EXERCISE BRIEF → Transcribe the listing below word for word.

Saved data entries

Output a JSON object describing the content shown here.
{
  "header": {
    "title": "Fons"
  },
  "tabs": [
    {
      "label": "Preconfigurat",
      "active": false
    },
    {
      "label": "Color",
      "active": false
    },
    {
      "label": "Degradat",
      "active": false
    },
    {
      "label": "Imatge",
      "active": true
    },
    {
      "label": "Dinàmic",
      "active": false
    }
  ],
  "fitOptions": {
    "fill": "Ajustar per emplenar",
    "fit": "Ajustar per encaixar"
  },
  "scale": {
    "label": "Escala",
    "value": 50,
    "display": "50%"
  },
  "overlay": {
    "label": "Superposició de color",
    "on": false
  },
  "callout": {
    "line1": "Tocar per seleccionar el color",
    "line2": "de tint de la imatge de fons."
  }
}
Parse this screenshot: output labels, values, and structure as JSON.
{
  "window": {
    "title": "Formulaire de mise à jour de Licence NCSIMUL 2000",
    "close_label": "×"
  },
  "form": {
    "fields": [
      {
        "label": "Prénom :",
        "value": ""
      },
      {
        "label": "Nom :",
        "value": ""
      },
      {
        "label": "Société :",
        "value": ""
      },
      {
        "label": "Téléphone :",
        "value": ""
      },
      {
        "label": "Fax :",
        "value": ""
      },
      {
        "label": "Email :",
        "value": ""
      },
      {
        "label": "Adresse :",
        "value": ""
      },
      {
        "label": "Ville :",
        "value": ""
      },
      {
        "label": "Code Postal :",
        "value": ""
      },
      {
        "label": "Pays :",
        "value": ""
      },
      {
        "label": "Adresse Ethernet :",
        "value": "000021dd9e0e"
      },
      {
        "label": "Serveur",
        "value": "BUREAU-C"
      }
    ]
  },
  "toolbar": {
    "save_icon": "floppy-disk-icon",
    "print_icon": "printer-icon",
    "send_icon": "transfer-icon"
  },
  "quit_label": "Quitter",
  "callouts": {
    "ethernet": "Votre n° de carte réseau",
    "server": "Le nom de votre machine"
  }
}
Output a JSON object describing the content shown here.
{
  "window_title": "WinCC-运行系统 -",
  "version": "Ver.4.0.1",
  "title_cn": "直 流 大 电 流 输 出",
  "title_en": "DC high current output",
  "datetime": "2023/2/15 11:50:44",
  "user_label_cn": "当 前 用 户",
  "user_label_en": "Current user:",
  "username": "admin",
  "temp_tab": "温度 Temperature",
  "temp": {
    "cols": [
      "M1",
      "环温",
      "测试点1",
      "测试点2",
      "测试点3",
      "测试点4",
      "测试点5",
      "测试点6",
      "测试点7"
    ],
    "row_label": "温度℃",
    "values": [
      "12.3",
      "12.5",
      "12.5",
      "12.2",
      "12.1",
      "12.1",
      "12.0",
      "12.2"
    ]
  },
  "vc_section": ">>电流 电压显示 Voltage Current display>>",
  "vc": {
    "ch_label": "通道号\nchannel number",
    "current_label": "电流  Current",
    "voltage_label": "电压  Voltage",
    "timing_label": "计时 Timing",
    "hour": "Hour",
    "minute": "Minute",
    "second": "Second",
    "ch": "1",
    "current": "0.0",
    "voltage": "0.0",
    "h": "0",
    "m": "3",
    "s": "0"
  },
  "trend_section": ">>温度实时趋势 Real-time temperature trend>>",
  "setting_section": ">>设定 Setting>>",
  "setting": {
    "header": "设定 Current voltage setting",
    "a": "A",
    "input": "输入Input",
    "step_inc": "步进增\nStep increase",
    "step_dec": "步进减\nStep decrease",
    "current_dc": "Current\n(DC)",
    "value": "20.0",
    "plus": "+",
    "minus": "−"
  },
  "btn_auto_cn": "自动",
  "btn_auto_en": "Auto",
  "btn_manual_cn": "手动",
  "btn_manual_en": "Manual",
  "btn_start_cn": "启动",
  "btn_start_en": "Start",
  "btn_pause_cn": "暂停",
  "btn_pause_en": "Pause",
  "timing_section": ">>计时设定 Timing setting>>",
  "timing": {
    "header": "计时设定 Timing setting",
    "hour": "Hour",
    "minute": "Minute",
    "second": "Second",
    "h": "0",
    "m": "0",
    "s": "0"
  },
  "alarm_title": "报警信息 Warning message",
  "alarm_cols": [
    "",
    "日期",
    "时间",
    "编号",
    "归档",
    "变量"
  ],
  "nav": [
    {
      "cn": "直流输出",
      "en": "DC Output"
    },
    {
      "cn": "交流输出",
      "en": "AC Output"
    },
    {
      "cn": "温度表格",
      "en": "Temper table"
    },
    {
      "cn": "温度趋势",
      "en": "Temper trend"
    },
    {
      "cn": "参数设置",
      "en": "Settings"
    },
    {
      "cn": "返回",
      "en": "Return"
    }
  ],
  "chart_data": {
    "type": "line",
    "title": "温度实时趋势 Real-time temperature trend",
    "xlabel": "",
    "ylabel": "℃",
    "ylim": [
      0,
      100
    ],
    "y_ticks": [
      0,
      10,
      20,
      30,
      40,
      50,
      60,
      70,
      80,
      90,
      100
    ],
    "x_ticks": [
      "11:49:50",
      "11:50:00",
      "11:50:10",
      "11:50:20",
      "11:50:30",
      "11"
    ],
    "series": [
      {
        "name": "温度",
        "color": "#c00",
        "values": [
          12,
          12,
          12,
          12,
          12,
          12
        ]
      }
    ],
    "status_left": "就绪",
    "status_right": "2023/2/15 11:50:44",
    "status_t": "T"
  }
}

ANSWER →
Output a JSON object describing the content shown here.
{
  "header": {
    "title": "Fons"
  },
  "tabs": [
    {
      "label": "Preconfigurat",
      "active": false
    },
    {
      "label": "Color",
      "active": false
    },
    {
      "label": "Degradat",
      "active": false
    },
    {
      "label": "Imatge",
      "active": true
    },
    {
      "label": "Dinàmic",
      "active": false
    }
  ],
  "fitOptions": {
    "fill": "Ajustar per emplenar",
    "fit": "Ajustar per encaixar"
  },
  "scale": {
    "label": "Escala",
    "value": 50,
    "display": "50%"
  },
  "overlay": {
    "label": "Superposició de color",
    "on": false
  },
  "callout": {
    "line1": "Tocar per seleccionar el color",
    "line2": "de tint de la imatge de fons."
  }
}
Parse this screenshot: output labels, values, and structure as JSON.
{
  "window": {
    "title": "Formulaire de mise à jour de Licence NCSIMUL 2000",
    "close_label": "×"
  },
  "form": {
    "fields": [
      {
        "label": "Prénom :",
        "value": ""
      },
      {
        "label": "Nom :",
        "value": ""
      },
      {
        "label": "Société :",
        "value": ""
      },
      {
        "label": "Téléphone :",
        "value": ""
      },
      {
        "label": "Fax :",
        "value": ""
      },
      {
        "label": "Email :",
        "value": ""
      },
      {
        "label": "Adresse :",
        "value": ""
      },
      {
        "label": "Ville :",
        "value": ""
      },
      {
        "label": "Code Postal :",
        "value": ""
      },
      {
        "label": "Pays :",
        "value": ""
      },
      {
        "label": "Adresse Ethernet :",
        "value": "000021dd9e0e"
      },
      {
        "label": "Serveur",
        "value": "BUREAU-C"
      }
    ]
  },
  "toolbar": {
    "save_icon": "floppy-disk-icon",
    "print_icon": "printer-icon",
    "send_icon": "transfer-icon"
  },
  "quit_label": "Quitter",
  "callouts": {
    "ethernet": "Votre n° de carte réseau",
    "server": "Le nom de votre machine"
  }
}
Output a JSON object describing the content shown here.
{
  "window_title": "WinCC-运行系统 -",
  "version": "Ver.4.0.1",
  "title_cn": "直 流 大 电 流 输 出",
  "title_en": "DC high current output",
  "datetime": "2023/2/15 11:50:44",
  "user_label_cn": "当 前 用 户",
  "user_label_en": "Current user:",
  "username": "admin",
  "temp_tab": "温度 Temperature",
  "temp": {
    "cols": [
      "M1",
      "环温",
      "测试点1",
      "测试点2",
      "测试点3",
      "测试点4",
      "测试点5",
      "测试点6",
      "测试点7"
    ],
    "row_label": "温度℃",
    "values": [
      "12.3",
      "12.5",
      "12.5",
      "12.2",
      "12.1",
      "12.1",
      "12.0",
      "12.2"
    ]
  },
  "vc_section": ">>电流 电压显示 Voltage Current display>>",
  "vc": {
    "ch_label": "通道号\nchannel number",
    "current_label": "电流  Current",
    "voltage_label": "电压  Voltage",
    "timing_label": "计时 Timing",
    "hour": "Hour",
    "minute": "Minute",
    "second": "Second",
    "ch": "1",
    "current": "0.0",
    "voltage": "0.0",
    "h": "0",
    "m": "3",
    "s": "0"
  },
  "trend_section": ">>温度实时趋势 Real-time temperature trend>>",
  "setting_section": ">>设定 Setting>>",
  "setting": {
    "header": "设定 Current voltage setting",
    "a": "A",
    "input": "输入Input",
    "step_inc": "步进增\nStep increase",
    "step_dec": "步进减\nStep decrease",
    "current_dc": "Current\n(DC)",
    "value": "20.0",
    "plus": "+",
    "minus": "−"
  },
  "btn_auto_cn": "自动",
  "btn_auto_en": "Auto",
  "btn_manual_cn": "手动",
  "btn_manual_en": "Manual",
  "btn_start_cn": "启动",
  "btn_start_en": "Start",
  "btn_pause_cn": "暂停",
  "btn_pause_en": "Pause",
  "timing_section": ">>计时设定 Timing setting>>",
  "timing": {
    "header": "计时设定 Timing setting",
    "hour": "Hour",
    "minute": "Minute",
    "second": "Second",
    "h": "0",
    "m": "0",
    "s": "0"
  },
  "alarm_title": "报警信息 Warning message",
  "alarm_cols": [
    "",
    "日期",
    "时间",
    "编号",
    "归档",
    "变量"
  ],
  "nav": [
    {
      "cn": "直流输出",
      "en": "DC Output"
    },
    {
      "cn": "交流输出",
      "en": "AC Output"
    },
    {
      "cn": "温度表格",
      "en": "Temper table"
    },
    {
      "cn": "温度趋势",
      "en": "Temper trend"
    },
    {
      "cn": "参数设置",
      "en": "Settings"
    },
    {
      "cn": "返回",
      "en": "Return"
    }
  ],
  "chart_data": {
    "type": "line",
    "title": "温度实时趋势 Real-time temperature trend",
    "xlabel": "",
    "ylabel": "℃",
    "ylim": [
      0,
      100
    ],
    "y_ticks": [
      0,
      10,
      20,
      30,
      40,
      50,
      60,
      70,
      80,
      90,
      100
    ],
    "x_ticks": [
      "11:49:50",
      "11:50:00",
      "11:50:10",
      "11:50:20",
      "11:50:30",
      "11"
    ],
    "series": [
      {
        "name": "温度",
        "color": "#c00",
        "values": [
          12,
          12,
          12,
          12,
          12,
          12
        ]
      }
    ],
    "status_left": "就绪",
    "status_right": "2023/2/15 11:50:44",
    "status_t": "T"
  }
}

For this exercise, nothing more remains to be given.